:: Excerpted data ::
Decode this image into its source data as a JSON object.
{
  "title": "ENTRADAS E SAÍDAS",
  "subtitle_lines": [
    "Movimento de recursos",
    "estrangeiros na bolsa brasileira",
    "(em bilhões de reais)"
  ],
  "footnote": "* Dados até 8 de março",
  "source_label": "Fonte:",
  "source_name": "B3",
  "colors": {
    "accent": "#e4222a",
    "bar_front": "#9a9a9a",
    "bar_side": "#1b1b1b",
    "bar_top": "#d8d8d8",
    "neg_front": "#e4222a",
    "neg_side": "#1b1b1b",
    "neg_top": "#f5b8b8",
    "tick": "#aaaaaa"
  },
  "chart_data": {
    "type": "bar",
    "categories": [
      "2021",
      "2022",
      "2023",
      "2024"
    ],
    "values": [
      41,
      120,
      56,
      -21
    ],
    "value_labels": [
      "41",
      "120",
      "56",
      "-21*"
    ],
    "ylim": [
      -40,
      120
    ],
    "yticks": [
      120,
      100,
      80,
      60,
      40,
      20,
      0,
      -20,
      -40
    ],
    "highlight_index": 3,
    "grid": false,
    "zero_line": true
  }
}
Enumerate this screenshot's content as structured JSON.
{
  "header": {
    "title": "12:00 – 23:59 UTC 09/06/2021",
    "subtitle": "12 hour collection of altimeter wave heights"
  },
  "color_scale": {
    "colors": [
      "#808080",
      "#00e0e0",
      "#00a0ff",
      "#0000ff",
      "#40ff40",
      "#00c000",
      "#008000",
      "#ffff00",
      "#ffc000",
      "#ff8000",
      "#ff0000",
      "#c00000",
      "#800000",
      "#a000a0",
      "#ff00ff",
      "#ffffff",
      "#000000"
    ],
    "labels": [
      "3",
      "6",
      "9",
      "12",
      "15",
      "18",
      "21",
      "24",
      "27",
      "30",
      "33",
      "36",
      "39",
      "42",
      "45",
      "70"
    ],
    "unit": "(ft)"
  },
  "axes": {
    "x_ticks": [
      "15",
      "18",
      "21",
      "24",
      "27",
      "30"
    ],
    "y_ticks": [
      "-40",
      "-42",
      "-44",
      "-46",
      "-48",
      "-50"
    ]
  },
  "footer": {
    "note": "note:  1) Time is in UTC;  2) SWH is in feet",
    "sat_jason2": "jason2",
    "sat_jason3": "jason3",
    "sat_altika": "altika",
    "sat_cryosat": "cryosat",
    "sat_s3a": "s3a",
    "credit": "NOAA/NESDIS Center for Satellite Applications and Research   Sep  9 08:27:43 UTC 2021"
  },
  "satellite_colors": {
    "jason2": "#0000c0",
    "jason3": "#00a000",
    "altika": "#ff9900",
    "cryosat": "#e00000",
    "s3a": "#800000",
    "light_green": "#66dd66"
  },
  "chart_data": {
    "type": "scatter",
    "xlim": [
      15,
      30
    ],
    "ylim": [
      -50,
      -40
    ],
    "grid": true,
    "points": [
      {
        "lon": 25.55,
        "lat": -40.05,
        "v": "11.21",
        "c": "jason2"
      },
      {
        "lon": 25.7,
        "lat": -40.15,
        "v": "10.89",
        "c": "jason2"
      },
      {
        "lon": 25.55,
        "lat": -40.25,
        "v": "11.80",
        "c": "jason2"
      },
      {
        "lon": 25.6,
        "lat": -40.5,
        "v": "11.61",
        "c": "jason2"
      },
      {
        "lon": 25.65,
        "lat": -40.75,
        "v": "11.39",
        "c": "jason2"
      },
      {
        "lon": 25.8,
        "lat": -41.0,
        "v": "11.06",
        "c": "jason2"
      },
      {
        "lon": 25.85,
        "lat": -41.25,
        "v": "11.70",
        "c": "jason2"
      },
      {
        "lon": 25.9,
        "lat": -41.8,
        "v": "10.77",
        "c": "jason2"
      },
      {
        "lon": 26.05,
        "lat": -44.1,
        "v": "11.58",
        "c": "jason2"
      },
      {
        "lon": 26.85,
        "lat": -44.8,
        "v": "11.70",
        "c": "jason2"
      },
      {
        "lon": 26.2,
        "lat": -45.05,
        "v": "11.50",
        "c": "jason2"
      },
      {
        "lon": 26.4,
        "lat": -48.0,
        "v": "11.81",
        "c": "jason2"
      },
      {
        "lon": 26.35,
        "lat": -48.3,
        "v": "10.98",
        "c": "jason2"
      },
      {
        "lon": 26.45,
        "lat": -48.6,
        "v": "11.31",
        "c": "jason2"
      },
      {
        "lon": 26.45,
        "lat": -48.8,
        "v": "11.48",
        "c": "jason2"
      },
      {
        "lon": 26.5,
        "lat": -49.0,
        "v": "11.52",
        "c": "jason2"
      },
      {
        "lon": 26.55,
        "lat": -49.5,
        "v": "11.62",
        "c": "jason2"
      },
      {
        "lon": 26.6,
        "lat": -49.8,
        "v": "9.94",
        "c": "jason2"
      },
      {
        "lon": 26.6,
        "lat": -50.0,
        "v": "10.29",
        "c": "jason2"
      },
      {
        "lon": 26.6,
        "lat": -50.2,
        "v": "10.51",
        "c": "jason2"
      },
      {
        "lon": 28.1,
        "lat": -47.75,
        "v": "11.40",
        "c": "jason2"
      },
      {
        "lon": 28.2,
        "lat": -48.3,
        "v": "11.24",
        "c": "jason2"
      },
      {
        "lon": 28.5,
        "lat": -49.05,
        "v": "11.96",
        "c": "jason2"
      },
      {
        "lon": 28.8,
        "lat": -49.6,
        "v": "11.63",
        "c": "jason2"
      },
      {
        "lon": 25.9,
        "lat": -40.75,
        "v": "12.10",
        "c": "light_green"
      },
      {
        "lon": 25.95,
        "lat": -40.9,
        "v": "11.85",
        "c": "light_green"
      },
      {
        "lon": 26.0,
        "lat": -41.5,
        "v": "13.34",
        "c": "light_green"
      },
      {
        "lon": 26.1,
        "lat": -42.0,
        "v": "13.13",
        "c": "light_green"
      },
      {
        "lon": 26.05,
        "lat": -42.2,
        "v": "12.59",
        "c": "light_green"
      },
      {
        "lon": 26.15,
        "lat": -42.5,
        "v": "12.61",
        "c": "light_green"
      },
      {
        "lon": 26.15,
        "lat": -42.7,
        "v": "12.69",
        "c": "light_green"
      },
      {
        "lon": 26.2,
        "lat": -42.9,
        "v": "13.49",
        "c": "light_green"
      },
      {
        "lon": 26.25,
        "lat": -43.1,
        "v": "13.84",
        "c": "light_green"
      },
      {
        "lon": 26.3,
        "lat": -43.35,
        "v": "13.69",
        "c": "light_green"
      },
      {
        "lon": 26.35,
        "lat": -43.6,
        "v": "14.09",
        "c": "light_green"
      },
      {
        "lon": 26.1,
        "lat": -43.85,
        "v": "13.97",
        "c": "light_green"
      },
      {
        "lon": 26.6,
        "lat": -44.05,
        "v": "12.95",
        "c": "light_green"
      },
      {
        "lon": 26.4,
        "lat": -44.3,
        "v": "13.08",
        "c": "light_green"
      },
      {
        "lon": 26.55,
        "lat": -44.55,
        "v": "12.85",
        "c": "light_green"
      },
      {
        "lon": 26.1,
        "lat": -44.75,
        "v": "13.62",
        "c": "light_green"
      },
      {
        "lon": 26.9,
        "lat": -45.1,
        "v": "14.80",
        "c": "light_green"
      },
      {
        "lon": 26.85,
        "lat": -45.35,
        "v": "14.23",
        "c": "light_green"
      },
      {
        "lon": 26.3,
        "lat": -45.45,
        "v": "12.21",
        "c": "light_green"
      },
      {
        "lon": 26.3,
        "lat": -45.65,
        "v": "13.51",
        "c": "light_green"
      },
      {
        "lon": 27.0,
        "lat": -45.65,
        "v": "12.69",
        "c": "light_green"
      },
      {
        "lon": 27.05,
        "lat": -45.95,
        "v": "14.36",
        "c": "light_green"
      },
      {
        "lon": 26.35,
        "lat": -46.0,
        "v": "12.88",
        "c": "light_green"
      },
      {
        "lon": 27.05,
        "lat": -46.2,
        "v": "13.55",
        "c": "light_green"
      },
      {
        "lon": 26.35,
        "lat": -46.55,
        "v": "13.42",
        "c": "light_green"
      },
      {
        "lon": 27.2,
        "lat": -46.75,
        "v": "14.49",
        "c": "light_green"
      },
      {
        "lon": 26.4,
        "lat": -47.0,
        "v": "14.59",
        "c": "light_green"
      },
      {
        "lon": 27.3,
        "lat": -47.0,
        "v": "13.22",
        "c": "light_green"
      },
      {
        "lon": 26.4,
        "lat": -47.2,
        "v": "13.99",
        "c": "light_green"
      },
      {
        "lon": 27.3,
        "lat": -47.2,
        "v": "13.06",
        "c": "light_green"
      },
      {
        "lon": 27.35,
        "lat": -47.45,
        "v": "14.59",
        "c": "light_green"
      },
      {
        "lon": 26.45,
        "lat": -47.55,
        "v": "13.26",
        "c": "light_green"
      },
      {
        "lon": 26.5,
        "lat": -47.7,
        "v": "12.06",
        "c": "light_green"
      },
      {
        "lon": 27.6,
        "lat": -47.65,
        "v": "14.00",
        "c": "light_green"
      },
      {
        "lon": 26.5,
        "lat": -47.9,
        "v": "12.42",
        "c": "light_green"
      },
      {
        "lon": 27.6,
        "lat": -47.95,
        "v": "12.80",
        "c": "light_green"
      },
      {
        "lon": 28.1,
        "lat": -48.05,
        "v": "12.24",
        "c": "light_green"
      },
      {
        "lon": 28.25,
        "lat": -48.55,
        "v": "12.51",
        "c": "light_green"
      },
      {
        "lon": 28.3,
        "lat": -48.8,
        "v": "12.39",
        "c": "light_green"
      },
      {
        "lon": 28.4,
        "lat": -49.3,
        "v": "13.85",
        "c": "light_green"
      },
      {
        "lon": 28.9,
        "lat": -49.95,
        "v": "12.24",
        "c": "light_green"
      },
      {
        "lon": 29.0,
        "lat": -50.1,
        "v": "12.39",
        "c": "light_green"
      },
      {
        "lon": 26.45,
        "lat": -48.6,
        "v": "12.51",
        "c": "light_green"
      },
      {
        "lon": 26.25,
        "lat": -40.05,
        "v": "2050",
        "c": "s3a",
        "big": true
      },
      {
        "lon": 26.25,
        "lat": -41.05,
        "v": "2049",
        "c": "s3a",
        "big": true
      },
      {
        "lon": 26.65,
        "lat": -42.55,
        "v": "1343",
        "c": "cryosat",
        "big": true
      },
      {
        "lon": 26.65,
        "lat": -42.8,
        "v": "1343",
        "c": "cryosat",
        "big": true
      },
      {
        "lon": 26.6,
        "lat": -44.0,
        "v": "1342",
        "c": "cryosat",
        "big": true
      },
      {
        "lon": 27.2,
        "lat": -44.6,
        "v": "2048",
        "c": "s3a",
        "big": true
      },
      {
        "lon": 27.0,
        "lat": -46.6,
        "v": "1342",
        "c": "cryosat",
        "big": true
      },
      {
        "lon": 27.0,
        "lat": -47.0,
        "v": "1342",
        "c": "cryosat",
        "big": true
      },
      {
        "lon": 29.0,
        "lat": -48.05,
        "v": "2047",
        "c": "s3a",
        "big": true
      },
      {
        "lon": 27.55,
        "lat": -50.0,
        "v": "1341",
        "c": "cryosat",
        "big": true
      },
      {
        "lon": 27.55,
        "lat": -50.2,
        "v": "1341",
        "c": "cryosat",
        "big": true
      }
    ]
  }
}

:: What is needed ::
Above are the records; copy every line in them that holds the word "JSON".

:: Response ::
Decode this image into its source data as a JSON object.
Enumerate this screenshot's content as structured JSON.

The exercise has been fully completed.